**Task data**
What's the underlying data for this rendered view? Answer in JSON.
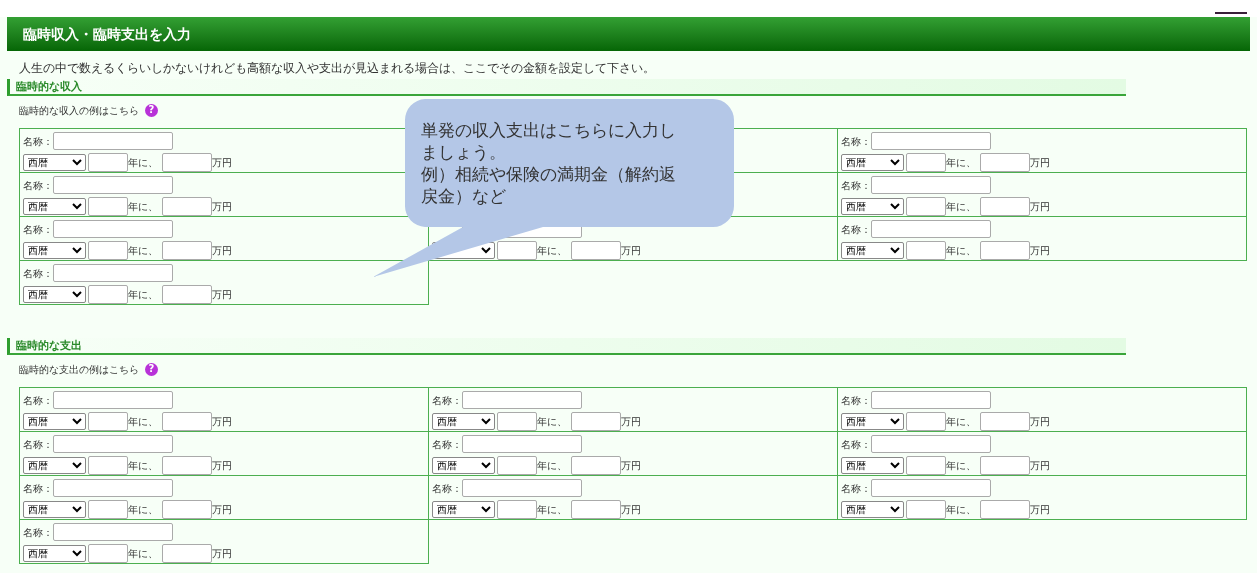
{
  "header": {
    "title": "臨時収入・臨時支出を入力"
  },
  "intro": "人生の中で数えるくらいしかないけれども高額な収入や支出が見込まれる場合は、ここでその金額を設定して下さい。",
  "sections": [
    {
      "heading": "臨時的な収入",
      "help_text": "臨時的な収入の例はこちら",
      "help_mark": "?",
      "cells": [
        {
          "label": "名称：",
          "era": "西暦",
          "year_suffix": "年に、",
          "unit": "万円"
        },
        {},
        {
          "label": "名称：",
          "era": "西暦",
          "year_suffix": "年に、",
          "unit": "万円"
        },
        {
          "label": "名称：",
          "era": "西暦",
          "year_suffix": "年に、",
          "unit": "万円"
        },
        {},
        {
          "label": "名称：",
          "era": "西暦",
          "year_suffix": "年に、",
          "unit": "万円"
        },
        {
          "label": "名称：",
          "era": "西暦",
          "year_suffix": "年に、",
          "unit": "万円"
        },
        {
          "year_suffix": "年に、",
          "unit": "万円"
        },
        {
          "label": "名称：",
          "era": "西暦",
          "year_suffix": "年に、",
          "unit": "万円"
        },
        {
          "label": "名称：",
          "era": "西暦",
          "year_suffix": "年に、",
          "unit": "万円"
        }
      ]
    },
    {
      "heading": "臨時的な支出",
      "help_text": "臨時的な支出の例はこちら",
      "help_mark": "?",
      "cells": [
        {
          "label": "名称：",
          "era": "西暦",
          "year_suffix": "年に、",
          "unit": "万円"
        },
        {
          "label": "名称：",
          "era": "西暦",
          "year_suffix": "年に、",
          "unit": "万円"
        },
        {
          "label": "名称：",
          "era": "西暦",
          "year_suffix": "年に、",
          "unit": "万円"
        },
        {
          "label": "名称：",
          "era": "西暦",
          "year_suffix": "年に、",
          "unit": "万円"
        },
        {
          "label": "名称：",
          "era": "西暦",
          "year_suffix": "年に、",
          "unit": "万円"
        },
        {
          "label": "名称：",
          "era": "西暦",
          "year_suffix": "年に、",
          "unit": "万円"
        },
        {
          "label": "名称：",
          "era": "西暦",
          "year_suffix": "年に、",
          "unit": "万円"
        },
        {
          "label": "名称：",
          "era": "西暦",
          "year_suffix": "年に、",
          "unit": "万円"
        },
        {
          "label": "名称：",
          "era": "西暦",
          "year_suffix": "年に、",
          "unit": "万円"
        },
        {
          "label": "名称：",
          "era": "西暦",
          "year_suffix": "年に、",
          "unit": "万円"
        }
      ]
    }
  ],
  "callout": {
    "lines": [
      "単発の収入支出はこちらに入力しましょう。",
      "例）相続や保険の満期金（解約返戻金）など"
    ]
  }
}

**Required task**
Transcribe the material exactly, keeping every word and none of the pictures.

**Reply to the task**
What's the underlying data for this rendered view? Answer in JSON.
{
  "header": {
    "title": "臨時収入・臨時支出を入力"
  },
  "intro": "人生の中で数えるくらいしかないけれども高額な収入や支出が見込まれる場合は、ここでその金額を設定して下さい。",
  "sections": [
    {
      "heading": "臨時的な収入",
      "help_text": "臨時的な収入の例はこちら",
      "help_mark": "?",
      "cells": [
        {
          "label": "名称：",
          "era": "西暦",
          "year_suffix": "年に、",
          "unit": "万円"
        },
        {},
        {
          "label": "名称：",
          "era": "西暦",
          "year_suffix": "年に、",
          "unit": "万円"
        },
        {
          "label": "名称：",
          "era": "西暦",
          "year_suffix": "年に、",
          "unit": "万円"
        },
        {},
        {
          "label": "名称：",
          "era": "西暦",
          "year_suffix": "年に、",
          "unit": "万円"
        },
        {
          "label": "名称：",
          "era": "西暦",
          "year_suffix": "年に、",
          "unit": "万円"
        },
        {
          "year_suffix": "年に、",
          "unit": "万円"
        },
        {
          "label": "名称：",
          "era": "西暦",
          "year_suffix": "年に、",
          "unit": "万円"
        },
        {
          "label": "名称：",
          "era": "西暦",
          "year_suffix": "年に、",
          "unit": "万円"
        }
      ]
    },
    {
      "heading": "臨時的な支出",
      "help_text": "臨時的な支出の例はこちら",
      "help_mark": "?",
      "cells": [
        {
          "label": "名称：",
          "era": "西暦",
          "year_suffix": "年に、",
          "unit": "万円"
        },
        {
          "label": "名称：",
          "era": "西暦",
          "year_suffix": "年に、",
          "unit": "万円"
        },
        {
          "label": "名称：",
          "era": "西暦",
          "year_suffix": "年に、",
          "unit": "万円"
        },
        {
          "label": "名称：",
          "era": "西暦",
          "year_suffix": "年に、",
          "unit": "万円"
        },
        {
          "label": "名称：",
          "era": "西暦",
          "year_suffix": "年に、",
          "unit": "万円"
        },
        {
          "label": "名称：",
          "era": "西暦",
          "year_suffix": "年に、",
          "unit": "万円"
        },
        {
          "label": "名称：",
          "era": "西暦",
          "year_suffix": "年に、",
          "unit": "万円"
        },
        {
          "label": "名称：",
          "era": "西暦",
          "year_suffix": "年に、",
          "unit": "万円"
        },
        {
          "label": "名称：",
          "era": "西暦",
          "year_suffix": "年に、",
          "unit": "万円"
        },
        {
          "label": "名称：",
          "era": "西暦",
          "year_suffix": "年に、",
          "unit": "万円"
        }
      ]
    }
  ],
  "callout": {
    "lines": [
      "単発の収入支出はこちらに入力しましょう。",
      "例）相続や保険の満期金（解約返戻金）など"
    ]
  }
}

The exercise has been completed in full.